> [OBJECTIVE] Transcribe all of the records precisely as they are presented.

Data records
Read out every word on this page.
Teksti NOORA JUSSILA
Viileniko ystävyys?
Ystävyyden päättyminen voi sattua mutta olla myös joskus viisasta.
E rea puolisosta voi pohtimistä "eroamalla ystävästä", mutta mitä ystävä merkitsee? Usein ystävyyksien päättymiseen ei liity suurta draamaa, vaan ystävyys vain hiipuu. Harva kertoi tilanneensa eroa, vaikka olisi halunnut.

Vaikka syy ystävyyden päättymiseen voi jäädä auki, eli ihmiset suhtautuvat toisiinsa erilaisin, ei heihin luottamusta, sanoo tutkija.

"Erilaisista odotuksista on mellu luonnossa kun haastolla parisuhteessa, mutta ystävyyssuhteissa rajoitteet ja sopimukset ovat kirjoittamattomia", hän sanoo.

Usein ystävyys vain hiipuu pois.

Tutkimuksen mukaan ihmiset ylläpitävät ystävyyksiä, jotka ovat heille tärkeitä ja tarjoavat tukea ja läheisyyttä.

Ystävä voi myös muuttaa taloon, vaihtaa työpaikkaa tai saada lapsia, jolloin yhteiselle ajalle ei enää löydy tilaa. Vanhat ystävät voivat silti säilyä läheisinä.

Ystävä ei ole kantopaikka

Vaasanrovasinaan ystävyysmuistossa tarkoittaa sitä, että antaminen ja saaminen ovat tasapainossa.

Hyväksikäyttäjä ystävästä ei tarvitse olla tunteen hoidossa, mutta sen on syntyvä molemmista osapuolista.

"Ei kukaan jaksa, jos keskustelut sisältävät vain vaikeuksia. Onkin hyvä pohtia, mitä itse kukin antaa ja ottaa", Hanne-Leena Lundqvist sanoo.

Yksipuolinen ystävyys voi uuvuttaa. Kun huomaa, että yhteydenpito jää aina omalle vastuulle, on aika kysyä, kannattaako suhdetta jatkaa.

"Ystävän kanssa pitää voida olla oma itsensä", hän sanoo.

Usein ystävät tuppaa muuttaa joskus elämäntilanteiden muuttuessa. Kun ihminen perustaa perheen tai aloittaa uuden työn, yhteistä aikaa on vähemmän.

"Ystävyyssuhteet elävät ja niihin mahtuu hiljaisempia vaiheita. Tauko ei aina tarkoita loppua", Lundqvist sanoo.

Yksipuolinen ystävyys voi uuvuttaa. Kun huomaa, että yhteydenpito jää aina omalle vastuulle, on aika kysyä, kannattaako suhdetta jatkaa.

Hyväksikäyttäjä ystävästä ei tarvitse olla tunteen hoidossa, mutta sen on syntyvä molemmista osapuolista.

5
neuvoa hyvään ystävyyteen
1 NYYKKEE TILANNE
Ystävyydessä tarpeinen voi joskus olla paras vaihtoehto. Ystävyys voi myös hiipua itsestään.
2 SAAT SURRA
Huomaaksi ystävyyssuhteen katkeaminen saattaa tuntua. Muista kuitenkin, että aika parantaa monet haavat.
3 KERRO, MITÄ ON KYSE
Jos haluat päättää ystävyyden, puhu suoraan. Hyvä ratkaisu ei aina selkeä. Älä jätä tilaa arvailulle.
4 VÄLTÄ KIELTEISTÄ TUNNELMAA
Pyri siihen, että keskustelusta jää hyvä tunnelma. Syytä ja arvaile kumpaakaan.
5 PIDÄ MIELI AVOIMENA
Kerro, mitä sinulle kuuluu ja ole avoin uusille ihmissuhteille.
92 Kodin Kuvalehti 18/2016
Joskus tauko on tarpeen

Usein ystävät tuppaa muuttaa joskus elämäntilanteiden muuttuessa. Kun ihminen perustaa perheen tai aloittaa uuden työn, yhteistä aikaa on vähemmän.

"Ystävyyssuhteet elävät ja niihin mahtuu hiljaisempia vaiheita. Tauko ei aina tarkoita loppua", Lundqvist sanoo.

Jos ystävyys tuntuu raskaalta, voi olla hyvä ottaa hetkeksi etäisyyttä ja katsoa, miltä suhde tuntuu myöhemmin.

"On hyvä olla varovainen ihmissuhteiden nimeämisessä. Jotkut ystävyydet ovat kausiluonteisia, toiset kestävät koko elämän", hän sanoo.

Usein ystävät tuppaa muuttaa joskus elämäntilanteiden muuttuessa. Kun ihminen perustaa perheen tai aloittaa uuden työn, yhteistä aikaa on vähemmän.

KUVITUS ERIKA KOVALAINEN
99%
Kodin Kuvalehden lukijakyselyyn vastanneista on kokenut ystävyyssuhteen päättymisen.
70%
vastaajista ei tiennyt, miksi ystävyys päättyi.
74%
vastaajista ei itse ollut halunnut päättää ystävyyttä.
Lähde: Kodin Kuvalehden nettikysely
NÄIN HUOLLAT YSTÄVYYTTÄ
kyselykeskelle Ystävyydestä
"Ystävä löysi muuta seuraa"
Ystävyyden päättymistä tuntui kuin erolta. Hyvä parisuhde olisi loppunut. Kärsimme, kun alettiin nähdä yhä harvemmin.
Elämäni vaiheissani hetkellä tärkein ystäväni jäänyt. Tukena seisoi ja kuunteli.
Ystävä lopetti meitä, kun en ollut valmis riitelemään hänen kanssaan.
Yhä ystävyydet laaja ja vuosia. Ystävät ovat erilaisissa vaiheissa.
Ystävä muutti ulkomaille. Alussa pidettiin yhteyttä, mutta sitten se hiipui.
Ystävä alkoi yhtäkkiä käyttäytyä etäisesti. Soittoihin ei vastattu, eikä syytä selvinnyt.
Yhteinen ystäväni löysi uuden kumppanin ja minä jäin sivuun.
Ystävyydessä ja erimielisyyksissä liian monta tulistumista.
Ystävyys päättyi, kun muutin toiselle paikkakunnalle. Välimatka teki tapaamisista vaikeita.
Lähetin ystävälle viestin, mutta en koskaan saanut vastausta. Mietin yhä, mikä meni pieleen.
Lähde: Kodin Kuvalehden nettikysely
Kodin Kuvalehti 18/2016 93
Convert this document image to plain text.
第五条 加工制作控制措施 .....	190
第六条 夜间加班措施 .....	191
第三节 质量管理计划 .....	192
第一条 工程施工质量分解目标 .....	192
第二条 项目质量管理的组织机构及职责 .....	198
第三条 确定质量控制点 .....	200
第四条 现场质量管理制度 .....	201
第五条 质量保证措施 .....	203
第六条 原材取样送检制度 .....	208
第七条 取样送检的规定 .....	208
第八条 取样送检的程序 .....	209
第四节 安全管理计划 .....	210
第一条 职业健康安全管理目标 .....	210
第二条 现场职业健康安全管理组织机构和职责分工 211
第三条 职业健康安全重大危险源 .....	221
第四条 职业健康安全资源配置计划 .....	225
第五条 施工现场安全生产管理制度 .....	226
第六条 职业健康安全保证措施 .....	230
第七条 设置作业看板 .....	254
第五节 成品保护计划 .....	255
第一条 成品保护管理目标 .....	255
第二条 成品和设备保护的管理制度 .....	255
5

> [WRITTEN ANSWER]
Read out every word on this page.
Teksti NOORA JUSSILA
Viileniko ystävyys?
Ystävyyden päättyminen voi sattua mutta olla myös joskus viisasta.
E rea puolisosta voi pohtimistä "eroamalla ystävästä", mutta mitä ystävä merkitsee? Usein ystävyyksien päättymiseen ei liity suurta draamaa, vaan ystävyys vain hiipuu. Harva kertoi tilanneensa eroa, vaikka olisi halunnut.

Vaikka syy ystävyyden päättymiseen voi jäädä auki, eli ihmiset suhtautuvat toisiinsa erilaisin, ei heihin luottamusta, sanoo tutkija.

"Erilaisista odotuksista on mellu luonnossa kun haastolla parisuhteessa, mutta ystävyyssuhteissa rajoitteet ja sopimukset ovat kirjoittamattomia", hän sanoo.

Usein ystävyys vain hiipuu pois.

Tutkimuksen mukaan ihmiset ylläpitävät ystävyyksiä, jotka ovat heille tärkeitä ja tarjoavat tukea ja läheisyyttä.

Ystävä voi myös muuttaa taloon, vaihtaa työpaikkaa tai saada lapsia, jolloin yhteiselle ajalle ei enää löydy tilaa. Vanhat ystävät voivat silti säilyä läheisinä.

Ystävä ei ole kantopaikka

Vaasanrovasinaan ystävyysmuistossa tarkoittaa sitä, että antaminen ja saaminen ovat tasapainossa.

Hyväksikäyttäjä ystävästä ei tarvitse olla tunteen hoidossa, mutta sen on syntyvä molemmista osapuolista.

"Ei kukaan jaksa, jos keskustelut sisältävät vain vaikeuksia. Onkin hyvä pohtia, mitä itse kukin antaa ja ottaa", Hanne-Leena Lundqvist sanoo.

Yksipuolinen ystävyys voi uuvuttaa. Kun huomaa, että yhteydenpito jää aina omalle vastuulle, on aika kysyä, kannattaako suhdetta jatkaa.

"Ystävän kanssa pitää voida olla oma itsensä", hän sanoo.

Usein ystävät tuppaa muuttaa joskus elämäntilanteiden muuttuessa. Kun ihminen perustaa perheen tai aloittaa uuden työn, yhteistä aikaa on vähemmän.

"Ystävyyssuhteet elävät ja niihin mahtuu hiljaisempia vaiheita. Tauko ei aina tarkoita loppua", Lundqvist sanoo.

Yksipuolinen ystävyys voi uuvuttaa. Kun huomaa, että yhteydenpito jää aina omalle vastuulle, on aika kysyä, kannattaako suhdetta jatkaa.

Hyväksikäyttäjä ystävästä ei tarvitse olla tunteen hoidossa, mutta sen on syntyvä molemmista osapuolista.

5
neuvoa hyvään ystävyyteen
1 NYYKKEE TILANNE
Ystävyydessä tarpeinen voi joskus olla paras vaihtoehto. Ystävyys voi myös hiipua itsestään.
2 SAAT SURRA
Huomaaksi ystävyyssuhteen katkeaminen saattaa tuntua. Muista kuitenkin, että aika parantaa monet haavat.
3 KERRO, MITÄ ON KYSE
Jos haluat päättää ystävyyden, puhu suoraan. Hyvä ratkaisu ei aina selkeä. Älä jätä tilaa arvailulle.
4 VÄLTÄ KIELTEISTÄ TUNNELMAA
Pyri siihen, että keskustelusta jää hyvä tunnelma. Syytä ja arvaile kumpaakaan.
5 PIDÄ MIELI AVOIMENA
Kerro, mitä sinulle kuuluu ja ole avoin uusille ihmissuhteille.
92 Kodin Kuvalehti 18/2016
Joskus tauko on tarpeen

Usein ystävät tuppaa muuttaa joskus elämäntilanteiden muuttuessa. Kun ihminen perustaa perheen tai aloittaa uuden työn, yhteistä aikaa on vähemmän.

"Ystävyyssuhteet elävät ja niihin mahtuu hiljaisempia vaiheita. Tauko ei aina tarkoita loppua", Lundqvist sanoo.

Jos ystävyys tuntuu raskaalta, voi olla hyvä ottaa hetkeksi etäisyyttä ja katsoa, miltä suhde tuntuu myöhemmin.

"On hyvä olla varovainen ihmissuhteiden nimeämisessä. Jotkut ystävyydet ovat kausiluonteisia, toiset kestävät koko elämän", hän sanoo.

Usein ystävät tuppaa muuttaa joskus elämäntilanteiden muuttuessa. Kun ihminen perustaa perheen tai aloittaa uuden työn, yhteistä aikaa on vähemmän.

KUVITUS ERIKA KOVALAINEN
99%
Kodin Kuvalehden lukijakyselyyn vastanneista on kokenut ystävyyssuhteen päättymisen.
70%
vastaajista ei tiennyt, miksi ystävyys päättyi.
74%
vastaajista ei itse ollut halunnut päättää ystävyyttä.
Lähde: Kodin Kuvalehden nettikysely
NÄIN HUOLLAT YSTÄVYYTTÄ
kyselykeskelle Ystävyydestä
"Ystävä löysi muuta seuraa"
Ystävyyden päättymistä tuntui kuin erolta. Hyvä parisuhde olisi loppunut. Kärsimme, kun alettiin nähdä yhä harvemmin.
Elämäni vaiheissani hetkellä tärkein ystäväni jäänyt. Tukena seisoi ja kuunteli.
Ystävä lopetti meitä, kun en ollut valmis riitelemään hänen kanssaan.
Yhä ystävyydet laaja ja vuosia. Ystävät ovat erilaisissa vaiheissa.
Ystävä muutti ulkomaille. Alussa pidettiin yhteyttä, mutta sitten se hiipui.
Ystävä alkoi yhtäkkiä käyttäytyä etäisesti. Soittoihin ei vastattu, eikä syytä selvinnyt.
Yhteinen ystäväni löysi uuden kumppanin ja minä jäin sivuun.
Ystävyydessä ja erimielisyyksissä liian monta tulistumista.
Ystävyys päättyi, kun muutin toiselle paikkakunnalle. Välimatka teki tapaamisista vaikeita.
Lähetin ystävälle viestin, mutta en koskaan saanut vastausta. Mietin yhä, mikä meni pieleen.
Lähde: Kodin Kuvalehden nettikysely
Kodin Kuvalehti 18/2016 93
Convert this document image to plain text.
第五条 加工制作控制措施 .....	190
第六条 夜间加班措施 .....	191
第三节 质量管理计划 .....	192
第一条 工程施工质量分解目标 .....	192
第二条 项目质量管理的组织机构及职责 .....	198
第三条 确定质量控制点 .....	200
第四条 现场质量管理制度 .....	201
第五条 质量保证措施 .....	203
第六条 原材取样送检制度 .....	208
第七条 取样送检的规定 .....	208
第八条 取样送检的程序 .....	209
第四节 安全管理计划 .....	210
第一条 职业健康安全管理目标 .....	210
第二条 现场职业健康安全管理组织机构和职责分工 211
第三条 职业健康安全重大危险源 .....	221
第四条 职业健康安全资源配置计划 .....	225
第五条 施工现场安全生产管理制度 .....	226
第六条 职业健康安全保证措施 .....	230
第七条 设置作业看板 .....	254
第五节 成品保护计划 .....	255
第一条 成品保护管理目标 .....	255
第二条 成品和设备保护的管理制度 .....	255
5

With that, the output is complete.